TASK STATEMENT
Reproduce the listing below character for character; drop every image.

* Begin DATASET RECORDS *

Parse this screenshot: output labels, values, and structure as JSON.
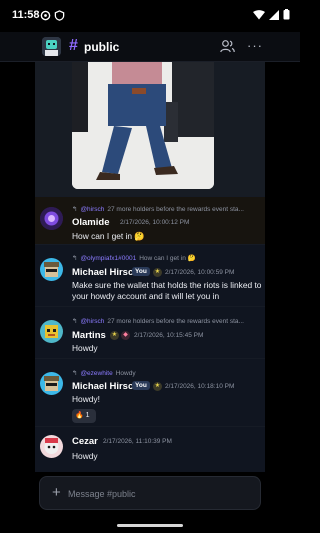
{
  "status_bar": {
    "time": "11:58"
  },
  "header": {
    "hash_symbol": "#",
    "channel_name": "public",
    "more_glyph": "···"
  },
  "messages": [
    {
      "reply_mention": "@hirsch",
      "reply_text": "27 more holders before the rewards event sta...",
      "author": "Olamide",
      "time": "2/17/2026, 10:00:12 PM",
      "text": "How can I get in 🤔"
    },
    {
      "reply_mention": "@olympiafx1#0001",
      "reply_text": "How can I get in 🤔",
      "author": "Michael Hirsch",
      "you_label": "You",
      "time": "2/17/2026, 10:00:59 PM",
      "text": "Make sure the wallet that holds the riots is linked to your howdy account and it will let you in"
    },
    {
      "reply_mention": "@hirsch",
      "reply_text": "27 more holders before the rewards event sta...",
      "author": "Martins",
      "time": "2/17/2026, 10:15:45 PM",
      "text": "Howdy"
    },
    {
      "reply_mention": "@ezewhite",
      "reply_text": "Howdy",
      "author": "Michael Hirsch",
      "you_label": "You",
      "time": "2/17/2026, 10:18:10 PM",
      "text": "Howdy!",
      "reaction": {
        "emoji": "🔥",
        "count": "1"
      }
    },
    {
      "author": "Cezar",
      "time": "2/17/2026, 11:10:39 PM",
      "text": "Howdy"
    }
  ],
  "composer": {
    "placeholder": "Message #public",
    "plus": "+"
  },
  "colors": {
    "accent": "#8f6bff",
    "mention": "#8b7bff",
    "background": "#0d1118"
  }
}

* End DATASET RECORDS *

REPLY
Parse this screenshot: output labels, values, and structure as JSON.
{
  "status_bar": {
    "time": "11:58"
  },
  "header": {
    "hash_symbol": "#",
    "channel_name": "public",
    "more_glyph": "···"
  },
  "messages": [
    {
      "reply_mention": "@hirsch",
      "reply_text": "27 more holders before the rewards event sta...",
      "author": "Olamide",
      "time": "2/17/2026, 10:00:12 PM",
      "text": "How can I get in 🤔"
    },
    {
      "reply_mention": "@olympiafx1#0001",
      "reply_text": "How can I get in 🤔",
      "author": "Michael Hirsch",
      "you_label": "You",
      "time": "2/17/2026, 10:00:59 PM",
      "text": "Make sure the wallet that holds the riots is linked to your howdy account and it will let you in"
    },
    {
      "reply_mention": "@hirsch",
      "reply_text": "27 more holders before the rewards event sta...",
      "author": "Martins",
      "time": "2/17/2026, 10:15:45 PM",
      "text": "Howdy"
    },
    {
      "reply_mention": "@ezewhite",
      "reply_text": "Howdy",
      "author": "Michael Hirsch",
      "you_label": "You",
      "time": "2/17/2026, 10:18:10 PM",
      "text": "Howdy!",
      "reaction": {
        "emoji": "🔥",
        "count": "1"
      }
    },
    {
      "author": "Cezar",
      "time": "2/17/2026, 11:10:39 PM",
      "text": "Howdy"
    }
  ],
  "composer": {
    "placeholder": "Message #public",
    "plus": "+"
  },
  "colors": {
    "accent": "#8f6bff",
    "mention": "#8b7bff",
    "background": "#0d1118"
  }
}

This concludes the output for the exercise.